[Some records]
-------------------------

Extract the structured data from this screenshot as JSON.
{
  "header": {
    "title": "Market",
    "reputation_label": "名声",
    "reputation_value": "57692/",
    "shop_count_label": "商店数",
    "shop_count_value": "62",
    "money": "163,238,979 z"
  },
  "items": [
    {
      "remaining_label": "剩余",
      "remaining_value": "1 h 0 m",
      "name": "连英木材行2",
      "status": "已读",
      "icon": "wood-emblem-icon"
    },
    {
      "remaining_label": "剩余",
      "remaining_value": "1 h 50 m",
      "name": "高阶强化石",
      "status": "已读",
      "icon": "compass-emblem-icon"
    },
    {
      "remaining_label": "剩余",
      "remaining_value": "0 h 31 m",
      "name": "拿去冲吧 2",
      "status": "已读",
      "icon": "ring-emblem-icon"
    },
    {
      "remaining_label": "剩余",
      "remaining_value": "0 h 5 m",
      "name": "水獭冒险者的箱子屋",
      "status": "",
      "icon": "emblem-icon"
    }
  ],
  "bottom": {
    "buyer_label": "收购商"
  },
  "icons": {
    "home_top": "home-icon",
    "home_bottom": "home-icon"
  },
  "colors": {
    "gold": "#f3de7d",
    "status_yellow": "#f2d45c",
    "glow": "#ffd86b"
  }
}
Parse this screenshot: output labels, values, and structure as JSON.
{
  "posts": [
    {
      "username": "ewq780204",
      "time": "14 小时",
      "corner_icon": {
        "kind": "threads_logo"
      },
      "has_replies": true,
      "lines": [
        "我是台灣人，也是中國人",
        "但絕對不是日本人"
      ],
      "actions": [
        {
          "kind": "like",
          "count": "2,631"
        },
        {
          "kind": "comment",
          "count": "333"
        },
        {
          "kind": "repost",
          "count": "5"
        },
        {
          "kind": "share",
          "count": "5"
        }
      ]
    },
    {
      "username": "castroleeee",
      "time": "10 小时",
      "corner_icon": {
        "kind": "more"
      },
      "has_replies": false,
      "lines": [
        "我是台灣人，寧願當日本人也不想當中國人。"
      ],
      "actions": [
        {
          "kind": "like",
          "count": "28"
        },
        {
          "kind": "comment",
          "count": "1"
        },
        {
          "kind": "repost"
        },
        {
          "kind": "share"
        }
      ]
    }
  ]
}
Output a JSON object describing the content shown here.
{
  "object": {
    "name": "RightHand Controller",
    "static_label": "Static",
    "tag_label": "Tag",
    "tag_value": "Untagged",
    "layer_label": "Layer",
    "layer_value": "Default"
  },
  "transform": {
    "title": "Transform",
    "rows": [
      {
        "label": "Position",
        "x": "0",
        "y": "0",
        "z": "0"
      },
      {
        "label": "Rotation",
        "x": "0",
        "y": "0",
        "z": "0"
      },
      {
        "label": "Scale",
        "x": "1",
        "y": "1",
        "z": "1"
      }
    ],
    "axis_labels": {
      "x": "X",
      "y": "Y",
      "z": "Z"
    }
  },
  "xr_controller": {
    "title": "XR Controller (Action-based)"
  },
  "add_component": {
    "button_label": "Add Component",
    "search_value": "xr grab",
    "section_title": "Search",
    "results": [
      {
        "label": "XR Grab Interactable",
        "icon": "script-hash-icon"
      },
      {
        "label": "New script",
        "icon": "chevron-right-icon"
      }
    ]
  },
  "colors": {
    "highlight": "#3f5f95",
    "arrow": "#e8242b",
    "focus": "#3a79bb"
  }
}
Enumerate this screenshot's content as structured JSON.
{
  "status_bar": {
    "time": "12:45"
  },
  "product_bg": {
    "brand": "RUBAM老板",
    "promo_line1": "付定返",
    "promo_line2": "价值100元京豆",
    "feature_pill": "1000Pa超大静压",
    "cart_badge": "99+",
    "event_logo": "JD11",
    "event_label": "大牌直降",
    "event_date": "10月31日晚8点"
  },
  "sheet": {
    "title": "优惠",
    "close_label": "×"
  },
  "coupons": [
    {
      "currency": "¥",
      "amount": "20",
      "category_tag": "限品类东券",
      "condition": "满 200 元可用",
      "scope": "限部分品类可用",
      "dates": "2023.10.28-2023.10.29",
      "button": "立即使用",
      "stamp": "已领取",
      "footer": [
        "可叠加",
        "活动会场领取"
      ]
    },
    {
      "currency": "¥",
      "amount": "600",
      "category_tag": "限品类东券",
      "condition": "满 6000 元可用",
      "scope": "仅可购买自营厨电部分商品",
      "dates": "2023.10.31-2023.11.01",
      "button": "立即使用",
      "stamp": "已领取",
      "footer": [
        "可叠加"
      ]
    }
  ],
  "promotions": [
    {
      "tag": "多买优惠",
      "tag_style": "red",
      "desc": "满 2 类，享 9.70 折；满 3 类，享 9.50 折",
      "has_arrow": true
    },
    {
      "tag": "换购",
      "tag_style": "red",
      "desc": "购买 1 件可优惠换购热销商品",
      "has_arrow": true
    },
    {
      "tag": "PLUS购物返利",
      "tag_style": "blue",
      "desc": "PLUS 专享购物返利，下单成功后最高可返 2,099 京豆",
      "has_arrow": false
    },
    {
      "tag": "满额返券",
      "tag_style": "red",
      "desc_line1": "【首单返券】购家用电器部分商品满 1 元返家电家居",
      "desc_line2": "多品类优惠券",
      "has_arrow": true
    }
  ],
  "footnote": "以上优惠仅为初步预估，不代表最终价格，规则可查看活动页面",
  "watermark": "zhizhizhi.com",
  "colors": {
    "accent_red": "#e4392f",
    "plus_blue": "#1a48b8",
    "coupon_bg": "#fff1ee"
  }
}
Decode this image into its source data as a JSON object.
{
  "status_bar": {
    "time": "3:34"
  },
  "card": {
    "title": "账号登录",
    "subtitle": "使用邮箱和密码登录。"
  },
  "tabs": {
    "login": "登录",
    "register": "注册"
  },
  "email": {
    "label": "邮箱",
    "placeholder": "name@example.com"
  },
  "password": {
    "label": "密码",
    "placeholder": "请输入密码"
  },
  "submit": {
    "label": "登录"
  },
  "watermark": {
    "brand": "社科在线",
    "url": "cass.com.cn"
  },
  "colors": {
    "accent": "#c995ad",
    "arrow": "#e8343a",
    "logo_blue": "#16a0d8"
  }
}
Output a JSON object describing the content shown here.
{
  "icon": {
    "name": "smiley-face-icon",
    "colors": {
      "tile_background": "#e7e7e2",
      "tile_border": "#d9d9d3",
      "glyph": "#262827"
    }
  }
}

-------------------------

WHAT YOU NEED TO DO =
Output all of the data again. Match it exactly.

FULL SOLUTION =
Extract the structured data from this screenshot as JSON.
{
  "header": {
    "title": "Market",
    "reputation_label": "名声",
    "reputation_value": "57692/",
    "shop_count_label": "商店数",
    "shop_count_value": "62",
    "money": "163,238,979 z"
  },
  "items": [
    {
      "remaining_label": "剩余",
      "remaining_value": "1 h 0 m",
      "name": "连英木材行2",
      "status": "已读",
      "icon": "wood-emblem-icon"
    },
    {
      "remaining_label": "剩余",
      "remaining_value": "1 h 50 m",
      "name": "高阶强化石",
      "status": "已读",
      "icon": "compass-emblem-icon"
    },
    {
      "remaining_label": "剩余",
      "remaining_value": "0 h 31 m",
      "name": "拿去冲吧 2",
      "status": "已读",
      "icon": "ring-emblem-icon"
    },
    {
      "remaining_label": "剩余",
      "remaining_value": "0 h 5 m",
      "name": "水獭冒险者的箱子屋",
      "status": "",
      "icon": "emblem-icon"
    }
  ],
  "bottom": {
    "buyer_label": "收购商"
  },
  "icons": {
    "home_top": "home-icon",
    "home_bottom": "home-icon"
  },
  "colors": {
    "gold": "#f3de7d",
    "status_yellow": "#f2d45c",
    "glow": "#ffd86b"
  }
}
Parse this screenshot: output labels, values, and structure as JSON.
{
  "posts": [
    {
      "username": "ewq780204",
      "time": "14 小时",
      "corner_icon": {
        "kind": "threads_logo"
      },
      "has_replies": true,
      "lines": [
        "我是台灣人，也是中國人",
        "但絕對不是日本人"
      ],
      "actions": [
        {
          "kind": "like",
          "count": "2,631"
        },
        {
          "kind": "comment",
          "count": "333"
        },
        {
          "kind": "repost",
          "count": "5"
        },
        {
          "kind": "share",
          "count": "5"
        }
      ]
    },
    {
      "username": "castroleeee",
      "time": "10 小时",
      "corner_icon": {
        "kind": "more"
      },
      "has_replies": false,
      "lines": [
        "我是台灣人，寧願當日本人也不想當中國人。"
      ],
      "actions": [
        {
          "kind": "like",
          "count": "28"
        },
        {
          "kind": "comment",
          "count": "1"
        },
        {
          "kind": "repost"
        },
        {
          "kind": "share"
        }
      ]
    }
  ]
}
Output a JSON object describing the content shown here.
{
  "object": {
    "name": "RightHand Controller",
    "static_label": "Static",
    "tag_label": "Tag",
    "tag_value": "Untagged",
    "layer_label": "Layer",
    "layer_value": "Default"
  },
  "transform": {
    "title": "Transform",
    "rows": [
      {
        "label": "Position",
        "x": "0",
        "y": "0",
        "z": "0"
      },
      {
        "label": "Rotation",
        "x": "0",
        "y": "0",
        "z": "0"
      },
      {
        "label": "Scale",
        "x": "1",
        "y": "1",
        "z": "1"
      }
    ],
    "axis_labels": {
      "x": "X",
      "y": "Y",
      "z": "Z"
    }
  },
  "xr_controller": {
    "title": "XR Controller (Action-based)"
  },
  "add_component": {
    "button_label": "Add Component",
    "search_value": "xr grab",
    "section_title": "Search",
    "results": [
      {
        "label": "XR Grab Interactable",
        "icon": "script-hash-icon"
      },
      {
        "label": "New script",
        "icon": "chevron-right-icon"
      }
    ]
  },
  "colors": {
    "highlight": "#3f5f95",
    "arrow": "#e8242b",
    "focus": "#3a79bb"
  }
}
Enumerate this screenshot's content as structured JSON.
{
  "status_bar": {
    "time": "12:45"
  },
  "product_bg": {
    "brand": "RUBAM老板",
    "promo_line1": "付定返",
    "promo_line2": "价值100元京豆",
    "feature_pill": "1000Pa超大静压",
    "cart_badge": "99+",
    "event_logo": "JD11",
    "event_label": "大牌直降",
    "event_date": "10月31日晚8点"
  },
  "sheet": {
    "title": "优惠",
    "close_label": "×"
  },
  "coupons": [
    {
      "currency": "¥",
      "amount": "20",
      "category_tag": "限品类东券",
      "condition": "满 200 元可用",
      "scope": "限部分品类可用",
      "dates": "2023.10.28-2023.10.29",
      "button": "立即使用",
      "stamp": "已领取",
      "footer": [
        "可叠加",
        "活动会场领取"
      ]
    },
    {
      "currency": "¥",
      "amount": "600",
      "category_tag": "限品类东券",
      "condition": "满 6000 元可用",
      "scope": "仅可购买自营厨电部分商品",
      "dates": "2023.10.31-2023.11.01",
      "button": "立即使用",
      "stamp": "已领取",
      "footer": [
        "可叠加"
      ]
    }
  ],
  "promotions": [
    {
      "tag": "多买优惠",
      "tag_style": "red",
      "desc": "满 2 类，享 9.70 折；满 3 类，享 9.50 折",
      "has_arrow": true
    },
    {
      "tag": "换购",
      "tag_style": "red",
      "desc": "购买 1 件可优惠换购热销商品",
      "has_arrow": true
    },
    {
      "tag": "PLUS购物返利",
      "tag_style": "blue",
      "desc": "PLUS 专享购物返利，下单成功后最高可返 2,099 京豆",
      "has_arrow": false
    },
    {
      "tag": "满额返券",
      "tag_style": "red",
      "desc_line1": "【首单返券】购家用电器部分商品满 1 元返家电家居",
      "desc_line2": "多品类优惠券",
      "has_arrow": true
    }
  ],
  "footnote": "以上优惠仅为初步预估，不代表最终价格，规则可查看活动页面",
  "watermark": "zhizhizhi.com",
  "colors": {
    "accent_red": "#e4392f",
    "plus_blue": "#1a48b8",
    "coupon_bg": "#fff1ee"
  }
}
Decode this image into its source data as a JSON object.
{
  "status_bar": {
    "time": "3:34"
  },
  "card": {
    "title": "账号登录",
    "subtitle": "使用邮箱和密码登录。"
  },
  "tabs": {
    "login": "登录",
    "register": "注册"
  },
  "email": {
    "label": "邮箱",
    "placeholder": "name@example.com"
  },
  "password": {
    "label": "密码",
    "placeholder": "请输入密码"
  },
  "submit": {
    "label": "登录"
  },
  "watermark": {
    "brand": "社科在线",
    "url": "cass.com.cn"
  },
  "colors": {
    "accent": "#c995ad",
    "arrow": "#e8343a",
    "logo_blue": "#16a0d8"
  }
}
Output a JSON object describing the content shown here.
{
  "icon": {
    "name": "smiley-face-icon",
    "colors": {
      "tile_background": "#e7e7e2",
      "tile_border": "#d9d9d3",
      "glyph": "#262827"
    }
  }
}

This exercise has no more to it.